--- EXTRACTED ENTRIES ---
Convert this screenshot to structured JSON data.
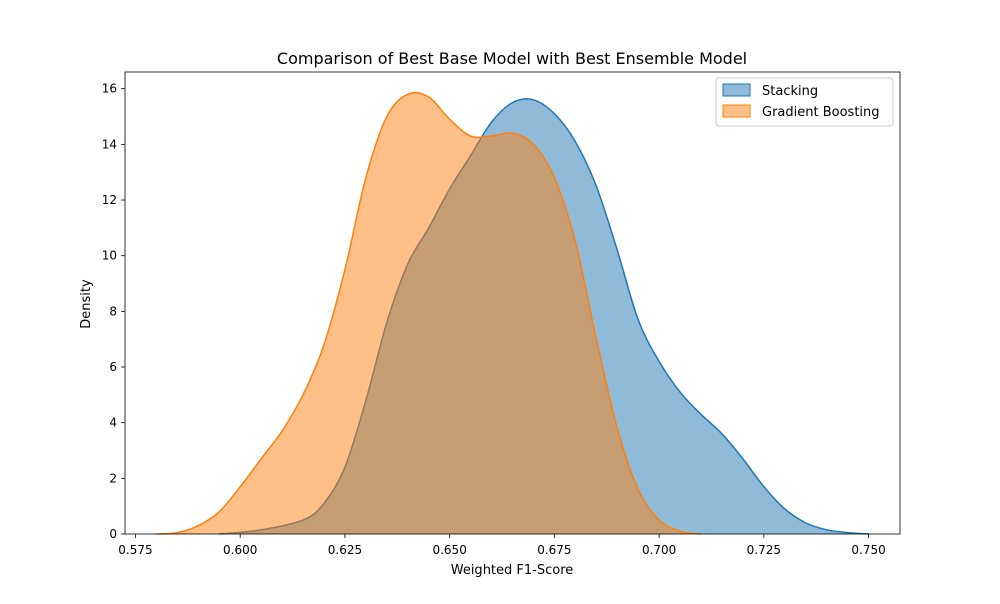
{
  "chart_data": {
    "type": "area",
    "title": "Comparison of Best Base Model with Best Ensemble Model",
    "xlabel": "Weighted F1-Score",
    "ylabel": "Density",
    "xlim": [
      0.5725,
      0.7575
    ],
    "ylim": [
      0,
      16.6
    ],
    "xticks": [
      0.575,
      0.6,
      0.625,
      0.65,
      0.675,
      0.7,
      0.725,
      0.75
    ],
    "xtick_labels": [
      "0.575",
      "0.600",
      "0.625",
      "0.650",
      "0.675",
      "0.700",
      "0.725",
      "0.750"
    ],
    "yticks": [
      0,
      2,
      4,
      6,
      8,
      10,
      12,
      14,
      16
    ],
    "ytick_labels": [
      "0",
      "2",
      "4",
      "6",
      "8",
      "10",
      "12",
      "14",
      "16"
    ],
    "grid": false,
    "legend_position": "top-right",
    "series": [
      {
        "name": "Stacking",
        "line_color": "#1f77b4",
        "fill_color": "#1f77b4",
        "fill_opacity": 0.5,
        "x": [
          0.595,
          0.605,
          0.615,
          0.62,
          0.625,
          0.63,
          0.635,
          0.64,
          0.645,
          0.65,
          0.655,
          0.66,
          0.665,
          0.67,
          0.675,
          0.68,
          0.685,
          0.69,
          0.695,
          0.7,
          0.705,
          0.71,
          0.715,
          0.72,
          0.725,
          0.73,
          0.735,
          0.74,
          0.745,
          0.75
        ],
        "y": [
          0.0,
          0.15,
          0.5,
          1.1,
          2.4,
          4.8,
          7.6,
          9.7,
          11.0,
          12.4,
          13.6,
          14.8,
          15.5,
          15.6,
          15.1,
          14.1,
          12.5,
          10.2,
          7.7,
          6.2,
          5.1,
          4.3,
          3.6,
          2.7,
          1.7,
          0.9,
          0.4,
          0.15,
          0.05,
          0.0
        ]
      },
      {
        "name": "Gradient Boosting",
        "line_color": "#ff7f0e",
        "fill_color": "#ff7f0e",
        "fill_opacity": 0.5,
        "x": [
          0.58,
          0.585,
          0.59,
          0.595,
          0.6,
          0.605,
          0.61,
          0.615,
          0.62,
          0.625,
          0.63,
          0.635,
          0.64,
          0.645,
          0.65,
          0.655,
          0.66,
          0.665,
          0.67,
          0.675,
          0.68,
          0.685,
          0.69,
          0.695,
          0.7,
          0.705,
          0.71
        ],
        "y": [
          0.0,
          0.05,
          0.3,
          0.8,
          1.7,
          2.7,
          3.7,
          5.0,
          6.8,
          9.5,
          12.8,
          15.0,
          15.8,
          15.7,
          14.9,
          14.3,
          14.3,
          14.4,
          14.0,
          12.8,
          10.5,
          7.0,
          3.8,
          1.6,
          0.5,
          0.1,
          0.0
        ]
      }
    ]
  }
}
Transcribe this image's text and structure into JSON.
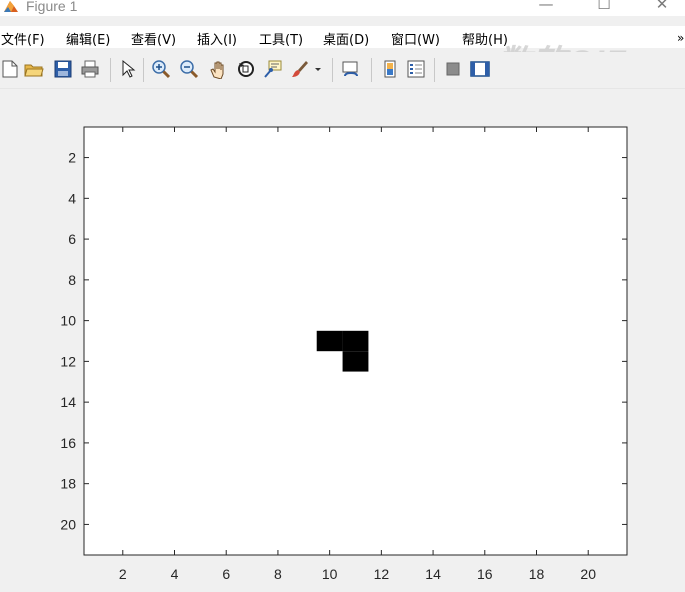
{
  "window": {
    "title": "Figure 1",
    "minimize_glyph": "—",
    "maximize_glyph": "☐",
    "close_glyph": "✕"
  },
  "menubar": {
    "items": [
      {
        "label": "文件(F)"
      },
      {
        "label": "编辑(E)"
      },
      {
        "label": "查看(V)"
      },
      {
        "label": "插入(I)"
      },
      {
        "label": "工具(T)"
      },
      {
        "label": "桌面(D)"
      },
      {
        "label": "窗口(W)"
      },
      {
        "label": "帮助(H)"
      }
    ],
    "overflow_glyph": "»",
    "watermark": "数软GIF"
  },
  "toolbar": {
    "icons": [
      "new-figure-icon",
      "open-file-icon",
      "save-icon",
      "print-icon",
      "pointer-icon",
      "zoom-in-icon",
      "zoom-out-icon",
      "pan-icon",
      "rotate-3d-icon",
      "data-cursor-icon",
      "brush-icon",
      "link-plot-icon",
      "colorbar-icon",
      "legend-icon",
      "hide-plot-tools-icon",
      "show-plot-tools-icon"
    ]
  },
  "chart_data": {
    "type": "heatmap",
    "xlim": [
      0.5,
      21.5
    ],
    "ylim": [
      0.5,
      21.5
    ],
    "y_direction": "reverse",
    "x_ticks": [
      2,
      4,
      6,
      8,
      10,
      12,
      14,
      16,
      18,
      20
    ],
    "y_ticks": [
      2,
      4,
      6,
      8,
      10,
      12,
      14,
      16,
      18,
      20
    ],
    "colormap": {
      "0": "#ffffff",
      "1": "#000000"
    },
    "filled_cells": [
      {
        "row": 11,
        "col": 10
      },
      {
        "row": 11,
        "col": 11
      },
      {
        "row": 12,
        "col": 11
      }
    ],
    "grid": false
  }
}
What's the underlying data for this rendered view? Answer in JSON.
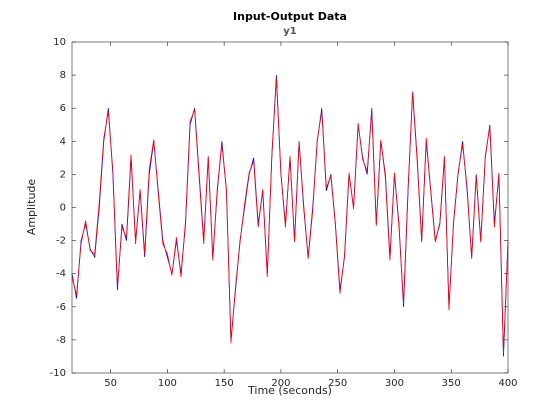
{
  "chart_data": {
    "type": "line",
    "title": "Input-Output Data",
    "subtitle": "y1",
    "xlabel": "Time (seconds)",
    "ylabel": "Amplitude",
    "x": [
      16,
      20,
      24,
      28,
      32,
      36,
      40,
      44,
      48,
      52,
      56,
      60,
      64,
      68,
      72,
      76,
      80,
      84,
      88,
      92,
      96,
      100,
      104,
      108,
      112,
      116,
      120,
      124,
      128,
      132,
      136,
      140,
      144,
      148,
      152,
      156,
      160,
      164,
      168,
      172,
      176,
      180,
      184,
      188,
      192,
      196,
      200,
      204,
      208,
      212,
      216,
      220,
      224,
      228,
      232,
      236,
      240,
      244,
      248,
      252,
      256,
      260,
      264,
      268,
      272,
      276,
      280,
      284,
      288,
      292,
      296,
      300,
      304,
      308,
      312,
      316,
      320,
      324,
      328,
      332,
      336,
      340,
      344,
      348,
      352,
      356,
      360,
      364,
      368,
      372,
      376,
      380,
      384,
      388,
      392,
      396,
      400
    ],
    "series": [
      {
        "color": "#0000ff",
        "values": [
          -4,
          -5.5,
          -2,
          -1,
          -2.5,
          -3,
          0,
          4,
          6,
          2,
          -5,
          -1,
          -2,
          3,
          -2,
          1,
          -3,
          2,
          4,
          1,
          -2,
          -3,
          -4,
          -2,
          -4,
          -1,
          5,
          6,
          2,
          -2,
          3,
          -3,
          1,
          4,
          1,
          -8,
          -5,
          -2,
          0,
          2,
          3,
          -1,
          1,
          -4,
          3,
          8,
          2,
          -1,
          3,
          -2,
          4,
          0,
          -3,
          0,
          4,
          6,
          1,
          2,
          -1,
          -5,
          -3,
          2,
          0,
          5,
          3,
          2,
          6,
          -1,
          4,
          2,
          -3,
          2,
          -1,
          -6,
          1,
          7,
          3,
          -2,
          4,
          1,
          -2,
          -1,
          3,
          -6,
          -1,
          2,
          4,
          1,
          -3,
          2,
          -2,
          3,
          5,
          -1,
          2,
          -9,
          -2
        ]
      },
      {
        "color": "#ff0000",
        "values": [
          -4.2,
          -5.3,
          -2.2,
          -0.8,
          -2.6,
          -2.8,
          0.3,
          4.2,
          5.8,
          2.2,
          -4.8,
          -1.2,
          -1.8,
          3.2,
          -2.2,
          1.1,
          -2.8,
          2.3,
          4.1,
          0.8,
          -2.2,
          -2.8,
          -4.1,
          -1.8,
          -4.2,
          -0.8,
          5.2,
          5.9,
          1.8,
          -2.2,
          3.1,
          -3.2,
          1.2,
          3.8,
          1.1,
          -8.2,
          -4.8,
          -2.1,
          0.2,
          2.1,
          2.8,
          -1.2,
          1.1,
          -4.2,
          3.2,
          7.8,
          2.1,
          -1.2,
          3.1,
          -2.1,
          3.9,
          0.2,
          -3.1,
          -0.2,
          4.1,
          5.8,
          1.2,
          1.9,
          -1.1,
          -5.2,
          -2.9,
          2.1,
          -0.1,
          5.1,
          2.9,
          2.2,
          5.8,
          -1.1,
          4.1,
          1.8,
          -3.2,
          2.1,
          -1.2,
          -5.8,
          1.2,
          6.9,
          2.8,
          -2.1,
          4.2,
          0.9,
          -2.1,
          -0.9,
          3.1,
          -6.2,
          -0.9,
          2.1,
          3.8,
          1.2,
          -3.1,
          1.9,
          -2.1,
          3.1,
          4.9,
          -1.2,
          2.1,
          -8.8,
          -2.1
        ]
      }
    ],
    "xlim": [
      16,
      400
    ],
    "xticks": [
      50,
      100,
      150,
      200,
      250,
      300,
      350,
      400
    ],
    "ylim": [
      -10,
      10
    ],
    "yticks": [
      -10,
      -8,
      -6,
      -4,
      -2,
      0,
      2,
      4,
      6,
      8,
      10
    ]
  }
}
---
--- EXTRACTED ENTRIES ---
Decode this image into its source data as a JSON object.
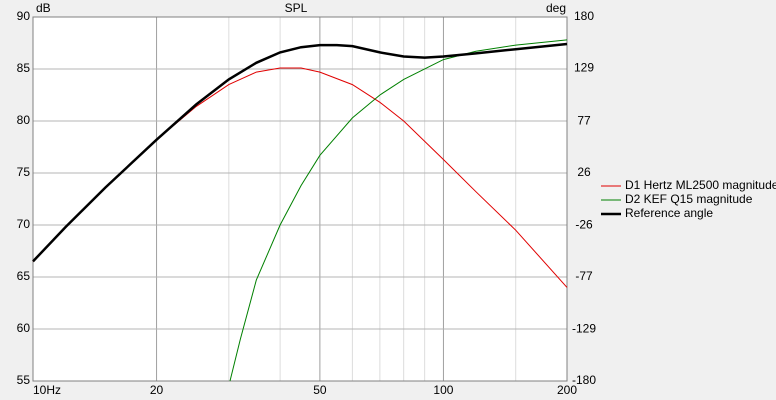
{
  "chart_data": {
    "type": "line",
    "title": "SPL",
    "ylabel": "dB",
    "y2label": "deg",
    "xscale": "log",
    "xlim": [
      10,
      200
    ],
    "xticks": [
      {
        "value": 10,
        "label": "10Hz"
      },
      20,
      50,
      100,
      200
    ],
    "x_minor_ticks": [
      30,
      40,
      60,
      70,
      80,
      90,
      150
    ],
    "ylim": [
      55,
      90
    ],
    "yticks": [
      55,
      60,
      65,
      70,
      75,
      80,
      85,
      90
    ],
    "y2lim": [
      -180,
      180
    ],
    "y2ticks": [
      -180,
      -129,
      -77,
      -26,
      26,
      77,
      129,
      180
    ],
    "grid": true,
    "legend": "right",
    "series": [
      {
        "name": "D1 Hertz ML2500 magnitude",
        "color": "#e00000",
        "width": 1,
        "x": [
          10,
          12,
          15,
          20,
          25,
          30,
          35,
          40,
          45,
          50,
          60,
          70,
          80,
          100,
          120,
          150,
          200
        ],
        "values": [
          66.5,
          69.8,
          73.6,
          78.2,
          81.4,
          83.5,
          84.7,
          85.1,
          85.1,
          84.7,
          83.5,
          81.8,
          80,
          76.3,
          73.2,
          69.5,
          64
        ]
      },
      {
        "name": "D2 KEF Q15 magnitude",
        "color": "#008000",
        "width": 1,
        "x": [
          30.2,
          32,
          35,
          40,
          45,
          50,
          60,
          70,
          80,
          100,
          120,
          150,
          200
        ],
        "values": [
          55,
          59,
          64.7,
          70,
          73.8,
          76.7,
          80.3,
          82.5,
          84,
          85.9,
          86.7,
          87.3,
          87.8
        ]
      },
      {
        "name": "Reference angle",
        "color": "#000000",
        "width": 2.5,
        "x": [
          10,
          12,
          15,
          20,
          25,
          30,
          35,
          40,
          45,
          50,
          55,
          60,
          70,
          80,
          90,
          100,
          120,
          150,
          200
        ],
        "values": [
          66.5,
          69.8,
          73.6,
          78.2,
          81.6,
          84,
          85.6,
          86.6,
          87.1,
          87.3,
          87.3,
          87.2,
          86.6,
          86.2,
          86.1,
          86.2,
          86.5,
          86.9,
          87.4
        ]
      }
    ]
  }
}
---
TASK DIRECTIONS: Look through the entries above and report each line where the string "magnitude" occurs.

RESPONSE TO THIS EXERCISE:
        "name": "D1 Hertz ML2500 magnitude",
        "name": "D2 KEF Q15 magnitude",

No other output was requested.